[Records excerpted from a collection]
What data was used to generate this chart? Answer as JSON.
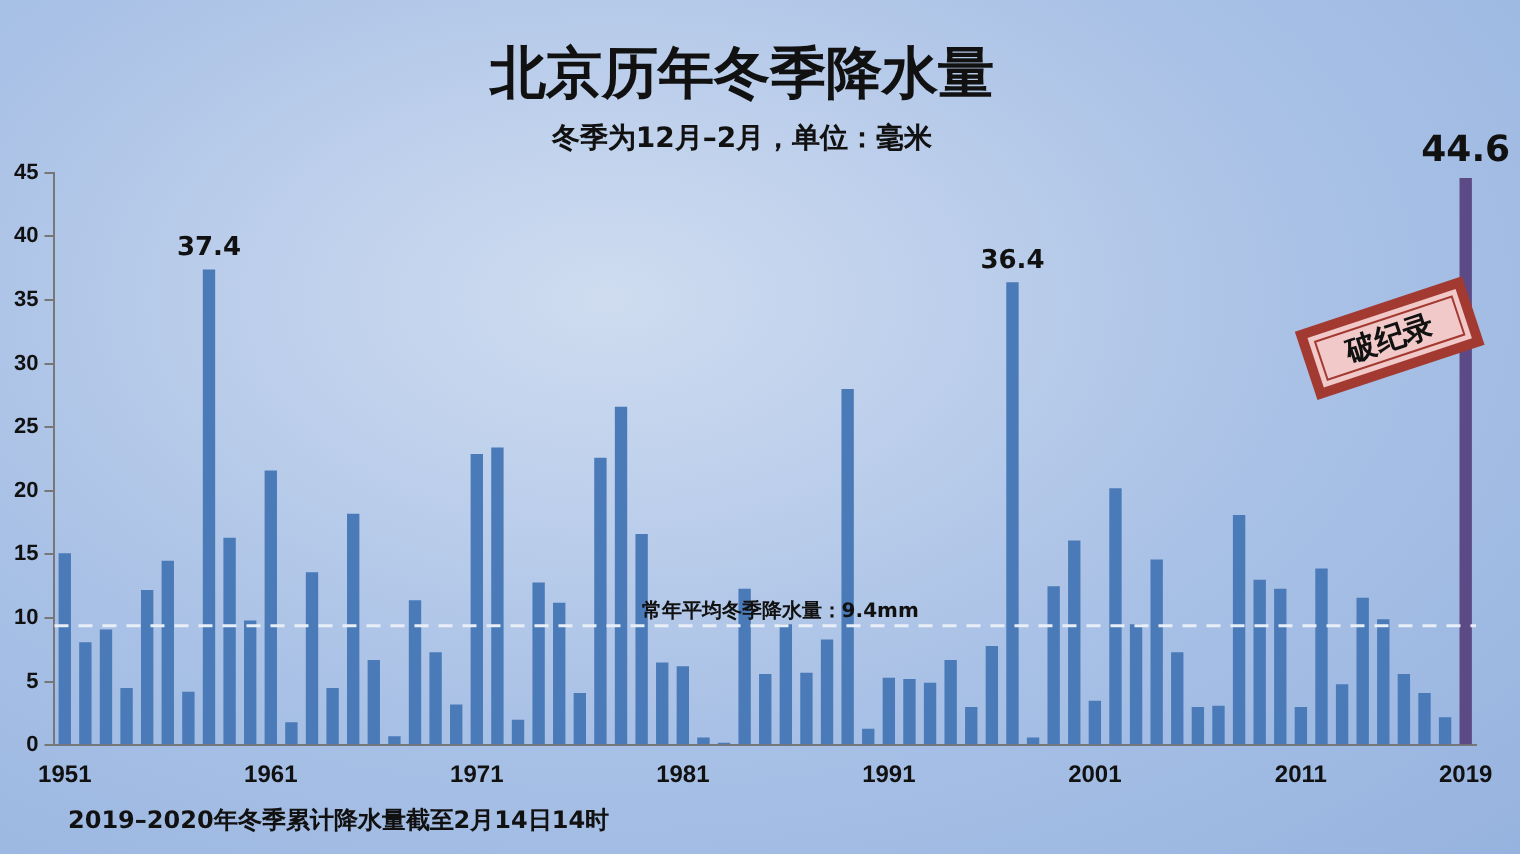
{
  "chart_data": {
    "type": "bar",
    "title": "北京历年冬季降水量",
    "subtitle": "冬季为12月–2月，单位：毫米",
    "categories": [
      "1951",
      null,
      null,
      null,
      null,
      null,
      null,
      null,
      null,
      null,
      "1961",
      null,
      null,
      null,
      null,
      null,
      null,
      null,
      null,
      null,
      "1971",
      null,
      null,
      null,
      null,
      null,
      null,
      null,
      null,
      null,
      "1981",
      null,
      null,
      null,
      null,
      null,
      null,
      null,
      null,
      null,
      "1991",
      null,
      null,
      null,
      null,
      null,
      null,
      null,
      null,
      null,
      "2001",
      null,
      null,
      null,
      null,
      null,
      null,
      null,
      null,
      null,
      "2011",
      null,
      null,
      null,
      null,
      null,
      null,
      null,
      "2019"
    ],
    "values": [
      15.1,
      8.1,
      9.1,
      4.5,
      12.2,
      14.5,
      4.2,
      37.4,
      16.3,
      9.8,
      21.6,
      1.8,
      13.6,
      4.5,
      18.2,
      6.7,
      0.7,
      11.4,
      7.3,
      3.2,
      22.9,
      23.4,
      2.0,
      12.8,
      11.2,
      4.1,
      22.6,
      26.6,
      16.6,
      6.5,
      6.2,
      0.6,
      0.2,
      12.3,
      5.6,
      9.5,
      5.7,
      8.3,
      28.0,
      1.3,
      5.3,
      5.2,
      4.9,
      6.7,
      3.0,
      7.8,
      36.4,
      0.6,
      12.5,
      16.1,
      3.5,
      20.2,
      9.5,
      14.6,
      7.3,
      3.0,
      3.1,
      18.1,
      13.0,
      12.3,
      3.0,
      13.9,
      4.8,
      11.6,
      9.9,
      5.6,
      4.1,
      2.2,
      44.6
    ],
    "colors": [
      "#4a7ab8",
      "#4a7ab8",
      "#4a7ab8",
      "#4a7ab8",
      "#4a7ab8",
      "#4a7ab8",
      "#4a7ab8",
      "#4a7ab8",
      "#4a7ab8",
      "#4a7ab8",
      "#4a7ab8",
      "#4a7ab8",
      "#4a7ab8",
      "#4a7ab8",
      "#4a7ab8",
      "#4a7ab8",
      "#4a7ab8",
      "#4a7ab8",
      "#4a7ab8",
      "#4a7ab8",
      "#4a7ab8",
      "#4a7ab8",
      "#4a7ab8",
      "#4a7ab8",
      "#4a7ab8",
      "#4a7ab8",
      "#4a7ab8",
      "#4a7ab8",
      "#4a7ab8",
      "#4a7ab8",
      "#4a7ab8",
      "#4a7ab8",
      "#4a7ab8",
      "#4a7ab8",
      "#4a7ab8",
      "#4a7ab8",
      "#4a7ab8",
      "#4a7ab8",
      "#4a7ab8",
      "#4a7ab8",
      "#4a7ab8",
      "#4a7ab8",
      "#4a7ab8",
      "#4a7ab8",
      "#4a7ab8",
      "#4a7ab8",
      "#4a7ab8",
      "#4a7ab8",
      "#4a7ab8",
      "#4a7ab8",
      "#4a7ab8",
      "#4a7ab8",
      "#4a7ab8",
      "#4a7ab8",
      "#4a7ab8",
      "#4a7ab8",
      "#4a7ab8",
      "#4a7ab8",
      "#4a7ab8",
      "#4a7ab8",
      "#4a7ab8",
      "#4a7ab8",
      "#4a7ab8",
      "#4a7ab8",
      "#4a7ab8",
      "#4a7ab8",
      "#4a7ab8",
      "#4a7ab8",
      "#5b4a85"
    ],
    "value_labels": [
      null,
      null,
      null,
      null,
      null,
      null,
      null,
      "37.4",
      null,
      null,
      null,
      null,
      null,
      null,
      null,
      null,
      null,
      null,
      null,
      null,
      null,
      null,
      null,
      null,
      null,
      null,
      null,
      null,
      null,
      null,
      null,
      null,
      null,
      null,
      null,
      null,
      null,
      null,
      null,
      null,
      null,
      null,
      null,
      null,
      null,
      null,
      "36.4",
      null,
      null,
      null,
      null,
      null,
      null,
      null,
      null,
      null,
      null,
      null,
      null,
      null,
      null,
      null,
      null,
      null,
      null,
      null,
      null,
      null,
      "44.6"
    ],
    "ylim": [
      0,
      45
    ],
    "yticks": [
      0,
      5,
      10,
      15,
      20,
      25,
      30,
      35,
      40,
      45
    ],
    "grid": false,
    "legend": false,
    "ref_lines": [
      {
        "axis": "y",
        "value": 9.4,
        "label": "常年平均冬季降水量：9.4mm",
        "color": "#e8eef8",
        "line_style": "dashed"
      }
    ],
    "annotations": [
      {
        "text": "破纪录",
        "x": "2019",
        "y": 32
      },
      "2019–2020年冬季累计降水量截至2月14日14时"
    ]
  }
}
* * *
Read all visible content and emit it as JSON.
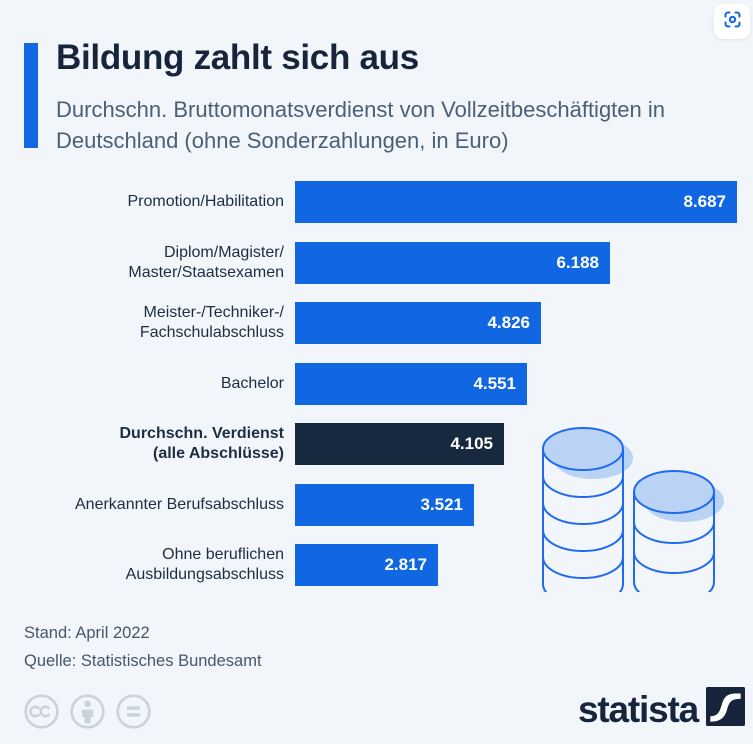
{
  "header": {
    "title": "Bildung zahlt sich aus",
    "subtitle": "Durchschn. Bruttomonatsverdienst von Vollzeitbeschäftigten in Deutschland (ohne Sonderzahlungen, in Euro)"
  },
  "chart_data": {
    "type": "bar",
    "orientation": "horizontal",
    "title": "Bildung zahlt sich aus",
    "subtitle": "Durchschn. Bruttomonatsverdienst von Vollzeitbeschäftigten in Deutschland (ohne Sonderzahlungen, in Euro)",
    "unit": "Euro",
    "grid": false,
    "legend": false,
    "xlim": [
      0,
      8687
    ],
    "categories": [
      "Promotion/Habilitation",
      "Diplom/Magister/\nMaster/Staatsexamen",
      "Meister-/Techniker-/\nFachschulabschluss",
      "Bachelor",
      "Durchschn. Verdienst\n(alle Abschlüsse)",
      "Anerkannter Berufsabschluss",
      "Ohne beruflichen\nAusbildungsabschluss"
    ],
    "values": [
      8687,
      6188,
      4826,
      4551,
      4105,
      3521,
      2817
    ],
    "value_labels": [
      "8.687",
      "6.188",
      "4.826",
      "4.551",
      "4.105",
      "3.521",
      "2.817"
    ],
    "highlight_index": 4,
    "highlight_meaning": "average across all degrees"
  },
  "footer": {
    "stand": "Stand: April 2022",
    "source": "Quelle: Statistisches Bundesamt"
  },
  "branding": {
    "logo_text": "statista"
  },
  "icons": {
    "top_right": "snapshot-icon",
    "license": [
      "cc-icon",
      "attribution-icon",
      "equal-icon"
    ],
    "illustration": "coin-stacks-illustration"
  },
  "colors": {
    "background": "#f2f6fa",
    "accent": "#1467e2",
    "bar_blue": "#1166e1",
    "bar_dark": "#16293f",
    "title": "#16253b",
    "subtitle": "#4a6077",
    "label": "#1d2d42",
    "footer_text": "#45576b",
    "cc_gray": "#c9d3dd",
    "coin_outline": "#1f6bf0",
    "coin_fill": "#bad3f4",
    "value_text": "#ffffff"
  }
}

# Stated problem:
In the listing above, find each line with the word "Durchschn" and copy it.

# Written solution:
    "subtitle": "Durchschn. Bruttomonatsverdienst von Vollzeitbeschäftigten in Deutschland (ohne Sonderzahlungen, in Euro)"
    "subtitle": "Durchschn. Bruttomonatsverdienst von Vollzeitbeschäftigten in Deutschland (ohne Sonderzahlungen, in Euro)",
      "Durchschn. Verdienst\n(alle Abschlüsse)",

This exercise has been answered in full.